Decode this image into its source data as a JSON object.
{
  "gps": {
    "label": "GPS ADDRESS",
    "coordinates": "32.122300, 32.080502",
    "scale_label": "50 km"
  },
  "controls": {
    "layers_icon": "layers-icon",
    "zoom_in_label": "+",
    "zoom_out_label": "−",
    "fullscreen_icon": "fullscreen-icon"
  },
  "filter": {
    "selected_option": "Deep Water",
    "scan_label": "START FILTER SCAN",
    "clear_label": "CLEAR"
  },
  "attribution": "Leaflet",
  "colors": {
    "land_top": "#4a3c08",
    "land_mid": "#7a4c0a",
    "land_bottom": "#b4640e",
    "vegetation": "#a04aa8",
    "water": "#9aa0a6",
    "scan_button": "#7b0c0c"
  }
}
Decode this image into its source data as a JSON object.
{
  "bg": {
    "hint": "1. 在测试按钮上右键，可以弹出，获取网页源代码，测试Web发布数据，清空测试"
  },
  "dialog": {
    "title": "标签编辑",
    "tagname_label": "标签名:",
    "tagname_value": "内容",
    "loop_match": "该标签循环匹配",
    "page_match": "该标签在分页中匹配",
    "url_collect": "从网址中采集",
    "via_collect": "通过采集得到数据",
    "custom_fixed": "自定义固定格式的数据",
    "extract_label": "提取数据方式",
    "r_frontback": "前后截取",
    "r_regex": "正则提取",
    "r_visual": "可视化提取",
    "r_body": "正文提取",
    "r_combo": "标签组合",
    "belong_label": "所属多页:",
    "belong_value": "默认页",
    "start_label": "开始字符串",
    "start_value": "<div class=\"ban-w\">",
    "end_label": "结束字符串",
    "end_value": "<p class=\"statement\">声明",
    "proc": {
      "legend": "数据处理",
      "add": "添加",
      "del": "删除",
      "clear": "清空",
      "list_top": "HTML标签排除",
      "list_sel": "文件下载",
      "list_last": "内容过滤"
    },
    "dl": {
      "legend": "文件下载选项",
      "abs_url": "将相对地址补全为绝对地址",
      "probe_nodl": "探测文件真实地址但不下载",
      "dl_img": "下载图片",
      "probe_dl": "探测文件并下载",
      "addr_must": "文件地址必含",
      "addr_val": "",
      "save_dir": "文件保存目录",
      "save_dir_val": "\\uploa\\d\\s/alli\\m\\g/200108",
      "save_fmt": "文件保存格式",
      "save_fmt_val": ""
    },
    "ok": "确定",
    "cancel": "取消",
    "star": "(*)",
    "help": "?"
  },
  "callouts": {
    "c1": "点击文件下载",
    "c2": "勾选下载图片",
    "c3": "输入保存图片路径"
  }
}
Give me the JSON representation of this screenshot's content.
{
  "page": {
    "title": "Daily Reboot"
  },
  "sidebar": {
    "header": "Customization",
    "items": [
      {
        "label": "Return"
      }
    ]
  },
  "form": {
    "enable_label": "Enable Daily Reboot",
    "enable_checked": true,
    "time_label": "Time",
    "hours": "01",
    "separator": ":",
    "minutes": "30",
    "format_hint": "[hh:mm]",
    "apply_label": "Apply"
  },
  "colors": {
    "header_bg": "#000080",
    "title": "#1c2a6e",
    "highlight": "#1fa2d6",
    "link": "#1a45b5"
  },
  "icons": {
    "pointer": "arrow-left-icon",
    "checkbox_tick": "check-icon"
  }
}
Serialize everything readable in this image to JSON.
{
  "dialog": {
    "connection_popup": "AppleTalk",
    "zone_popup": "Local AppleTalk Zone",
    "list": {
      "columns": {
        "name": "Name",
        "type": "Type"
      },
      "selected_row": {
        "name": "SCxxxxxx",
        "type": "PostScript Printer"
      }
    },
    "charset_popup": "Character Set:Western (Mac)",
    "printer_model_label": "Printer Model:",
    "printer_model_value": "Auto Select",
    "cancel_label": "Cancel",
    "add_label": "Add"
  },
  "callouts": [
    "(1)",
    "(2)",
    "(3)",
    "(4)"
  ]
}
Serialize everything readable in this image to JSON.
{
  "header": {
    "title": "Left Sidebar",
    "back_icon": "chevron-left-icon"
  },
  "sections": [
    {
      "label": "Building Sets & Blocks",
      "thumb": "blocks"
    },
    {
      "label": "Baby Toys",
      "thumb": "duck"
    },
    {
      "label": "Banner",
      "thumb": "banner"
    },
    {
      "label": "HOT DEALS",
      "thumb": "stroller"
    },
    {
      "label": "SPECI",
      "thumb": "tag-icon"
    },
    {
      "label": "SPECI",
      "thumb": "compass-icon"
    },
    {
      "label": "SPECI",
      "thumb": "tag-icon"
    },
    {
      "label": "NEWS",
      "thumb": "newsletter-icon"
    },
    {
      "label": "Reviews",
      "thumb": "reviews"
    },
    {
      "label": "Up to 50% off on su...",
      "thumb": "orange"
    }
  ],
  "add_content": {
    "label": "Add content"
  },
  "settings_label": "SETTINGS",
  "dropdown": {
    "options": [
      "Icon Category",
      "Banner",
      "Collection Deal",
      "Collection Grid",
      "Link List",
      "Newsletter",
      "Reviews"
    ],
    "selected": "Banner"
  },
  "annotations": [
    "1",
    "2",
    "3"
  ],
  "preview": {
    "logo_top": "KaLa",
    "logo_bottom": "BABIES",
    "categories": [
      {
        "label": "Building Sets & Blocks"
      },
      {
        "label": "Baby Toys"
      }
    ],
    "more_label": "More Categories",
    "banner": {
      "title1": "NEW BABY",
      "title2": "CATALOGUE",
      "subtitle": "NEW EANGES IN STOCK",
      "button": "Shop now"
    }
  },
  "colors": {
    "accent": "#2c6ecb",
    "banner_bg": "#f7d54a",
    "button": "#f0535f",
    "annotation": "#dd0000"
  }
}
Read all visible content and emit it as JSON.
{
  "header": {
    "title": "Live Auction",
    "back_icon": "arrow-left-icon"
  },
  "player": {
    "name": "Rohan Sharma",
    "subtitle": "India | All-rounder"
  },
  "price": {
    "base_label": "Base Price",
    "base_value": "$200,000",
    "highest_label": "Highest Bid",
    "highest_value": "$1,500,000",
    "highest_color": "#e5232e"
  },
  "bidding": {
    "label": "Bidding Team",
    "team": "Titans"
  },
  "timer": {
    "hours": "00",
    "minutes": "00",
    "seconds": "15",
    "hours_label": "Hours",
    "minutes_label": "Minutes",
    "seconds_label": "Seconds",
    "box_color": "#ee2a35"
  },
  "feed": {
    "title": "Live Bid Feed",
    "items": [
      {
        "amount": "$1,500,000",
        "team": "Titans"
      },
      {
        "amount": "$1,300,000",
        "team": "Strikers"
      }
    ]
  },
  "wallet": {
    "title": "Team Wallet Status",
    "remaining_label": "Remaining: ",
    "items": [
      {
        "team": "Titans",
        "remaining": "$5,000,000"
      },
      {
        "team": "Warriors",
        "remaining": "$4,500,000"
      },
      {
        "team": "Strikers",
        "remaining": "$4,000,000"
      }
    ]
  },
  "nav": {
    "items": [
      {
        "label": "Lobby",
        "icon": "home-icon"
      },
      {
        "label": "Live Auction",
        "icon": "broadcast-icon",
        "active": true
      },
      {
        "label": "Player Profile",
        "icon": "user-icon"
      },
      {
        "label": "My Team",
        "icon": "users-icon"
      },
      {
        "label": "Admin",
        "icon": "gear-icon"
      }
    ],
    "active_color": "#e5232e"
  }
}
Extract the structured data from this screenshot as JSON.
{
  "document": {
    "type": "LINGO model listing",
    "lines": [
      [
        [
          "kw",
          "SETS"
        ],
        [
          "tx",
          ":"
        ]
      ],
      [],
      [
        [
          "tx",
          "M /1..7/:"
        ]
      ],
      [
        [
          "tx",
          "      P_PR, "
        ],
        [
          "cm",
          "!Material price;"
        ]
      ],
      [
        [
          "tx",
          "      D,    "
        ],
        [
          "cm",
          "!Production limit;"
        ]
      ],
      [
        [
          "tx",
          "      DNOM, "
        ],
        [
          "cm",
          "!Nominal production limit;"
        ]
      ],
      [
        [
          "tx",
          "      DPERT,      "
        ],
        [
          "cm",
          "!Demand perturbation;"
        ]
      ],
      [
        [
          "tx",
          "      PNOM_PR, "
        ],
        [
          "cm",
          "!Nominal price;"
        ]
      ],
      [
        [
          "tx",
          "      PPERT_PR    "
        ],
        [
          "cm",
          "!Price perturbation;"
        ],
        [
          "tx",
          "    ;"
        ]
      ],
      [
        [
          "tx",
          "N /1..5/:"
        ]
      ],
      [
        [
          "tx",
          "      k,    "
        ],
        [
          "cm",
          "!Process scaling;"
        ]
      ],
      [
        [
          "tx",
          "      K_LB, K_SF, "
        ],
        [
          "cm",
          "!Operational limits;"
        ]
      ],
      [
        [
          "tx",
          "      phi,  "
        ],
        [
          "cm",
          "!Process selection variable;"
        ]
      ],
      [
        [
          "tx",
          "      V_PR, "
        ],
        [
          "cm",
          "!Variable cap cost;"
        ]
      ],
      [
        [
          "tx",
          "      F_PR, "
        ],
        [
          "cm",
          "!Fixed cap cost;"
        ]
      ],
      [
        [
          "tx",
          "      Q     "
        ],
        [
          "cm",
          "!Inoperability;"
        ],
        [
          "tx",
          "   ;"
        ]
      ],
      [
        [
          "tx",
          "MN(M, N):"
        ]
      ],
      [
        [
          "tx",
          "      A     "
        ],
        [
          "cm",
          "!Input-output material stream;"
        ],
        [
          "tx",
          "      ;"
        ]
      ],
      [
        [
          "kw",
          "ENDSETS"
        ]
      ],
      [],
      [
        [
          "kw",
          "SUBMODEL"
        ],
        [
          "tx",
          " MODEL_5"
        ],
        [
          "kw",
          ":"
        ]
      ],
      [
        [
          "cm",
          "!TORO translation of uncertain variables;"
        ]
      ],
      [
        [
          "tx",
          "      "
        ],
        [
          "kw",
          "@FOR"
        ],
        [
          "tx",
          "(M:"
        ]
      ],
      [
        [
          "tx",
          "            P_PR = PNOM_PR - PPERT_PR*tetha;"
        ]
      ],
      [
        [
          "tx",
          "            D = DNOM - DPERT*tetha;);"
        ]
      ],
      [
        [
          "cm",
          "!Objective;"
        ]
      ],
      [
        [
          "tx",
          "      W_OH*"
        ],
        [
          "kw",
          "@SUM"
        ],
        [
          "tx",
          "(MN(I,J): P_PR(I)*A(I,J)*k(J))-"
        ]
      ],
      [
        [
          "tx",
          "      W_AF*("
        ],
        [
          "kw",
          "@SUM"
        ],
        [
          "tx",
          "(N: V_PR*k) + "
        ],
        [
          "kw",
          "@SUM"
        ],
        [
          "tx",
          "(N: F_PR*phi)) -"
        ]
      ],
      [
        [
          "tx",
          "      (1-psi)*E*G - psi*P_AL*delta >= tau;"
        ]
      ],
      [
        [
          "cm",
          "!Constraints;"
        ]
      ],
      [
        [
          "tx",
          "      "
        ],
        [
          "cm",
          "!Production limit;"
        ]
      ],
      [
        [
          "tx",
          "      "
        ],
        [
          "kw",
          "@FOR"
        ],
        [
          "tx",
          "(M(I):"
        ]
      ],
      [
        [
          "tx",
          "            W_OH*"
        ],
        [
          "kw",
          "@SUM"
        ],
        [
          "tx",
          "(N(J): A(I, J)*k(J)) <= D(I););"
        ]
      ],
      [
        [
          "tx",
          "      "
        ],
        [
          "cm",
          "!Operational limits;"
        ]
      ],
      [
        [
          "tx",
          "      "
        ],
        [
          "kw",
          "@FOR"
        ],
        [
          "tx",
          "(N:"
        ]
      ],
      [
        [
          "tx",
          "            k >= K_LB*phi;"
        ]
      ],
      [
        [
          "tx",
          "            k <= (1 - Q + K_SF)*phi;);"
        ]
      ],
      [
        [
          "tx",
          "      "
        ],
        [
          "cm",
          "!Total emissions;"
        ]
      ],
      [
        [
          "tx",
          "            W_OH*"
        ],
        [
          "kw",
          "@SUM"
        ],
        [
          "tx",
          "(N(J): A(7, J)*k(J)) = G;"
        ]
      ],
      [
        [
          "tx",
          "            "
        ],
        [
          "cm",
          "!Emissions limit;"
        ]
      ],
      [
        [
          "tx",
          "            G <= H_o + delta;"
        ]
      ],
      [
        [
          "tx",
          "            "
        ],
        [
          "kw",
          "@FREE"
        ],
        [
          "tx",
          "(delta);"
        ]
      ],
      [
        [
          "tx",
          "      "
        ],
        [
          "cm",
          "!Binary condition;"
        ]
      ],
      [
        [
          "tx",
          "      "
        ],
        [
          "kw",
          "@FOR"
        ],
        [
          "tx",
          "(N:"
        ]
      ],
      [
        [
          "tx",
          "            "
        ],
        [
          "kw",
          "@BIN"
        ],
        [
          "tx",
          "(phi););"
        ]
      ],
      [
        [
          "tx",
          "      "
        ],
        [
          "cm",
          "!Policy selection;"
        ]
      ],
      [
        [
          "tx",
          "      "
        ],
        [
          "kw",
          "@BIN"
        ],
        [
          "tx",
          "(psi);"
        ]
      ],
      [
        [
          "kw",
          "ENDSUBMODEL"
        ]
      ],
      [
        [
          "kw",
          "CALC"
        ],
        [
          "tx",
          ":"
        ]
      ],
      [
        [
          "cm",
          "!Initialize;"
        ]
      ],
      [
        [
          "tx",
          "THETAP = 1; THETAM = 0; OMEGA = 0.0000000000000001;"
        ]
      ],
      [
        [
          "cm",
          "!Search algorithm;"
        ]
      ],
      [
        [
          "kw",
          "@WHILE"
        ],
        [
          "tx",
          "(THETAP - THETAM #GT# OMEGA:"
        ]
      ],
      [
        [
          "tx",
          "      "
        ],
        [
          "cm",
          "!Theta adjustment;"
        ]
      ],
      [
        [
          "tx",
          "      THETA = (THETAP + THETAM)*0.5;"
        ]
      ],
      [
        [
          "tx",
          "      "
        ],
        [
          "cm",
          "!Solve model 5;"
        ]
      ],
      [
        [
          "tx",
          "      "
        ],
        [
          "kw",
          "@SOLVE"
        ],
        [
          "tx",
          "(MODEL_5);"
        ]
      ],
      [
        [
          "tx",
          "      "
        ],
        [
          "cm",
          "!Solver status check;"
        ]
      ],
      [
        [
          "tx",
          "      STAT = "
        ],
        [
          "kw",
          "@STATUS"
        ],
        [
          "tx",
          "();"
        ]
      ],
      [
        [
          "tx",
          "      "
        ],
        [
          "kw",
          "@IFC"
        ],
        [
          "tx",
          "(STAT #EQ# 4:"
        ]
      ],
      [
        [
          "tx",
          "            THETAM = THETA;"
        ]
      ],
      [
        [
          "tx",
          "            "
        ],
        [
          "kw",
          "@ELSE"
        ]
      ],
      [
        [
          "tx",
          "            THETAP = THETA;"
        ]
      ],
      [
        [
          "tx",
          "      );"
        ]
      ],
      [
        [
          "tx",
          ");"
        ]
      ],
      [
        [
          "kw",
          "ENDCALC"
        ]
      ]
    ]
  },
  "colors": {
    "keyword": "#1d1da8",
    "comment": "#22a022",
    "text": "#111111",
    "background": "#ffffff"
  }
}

⁂

What to work on: Report the number of lines of the listing above that hold the string "Building", with no other text.

Right answer: 2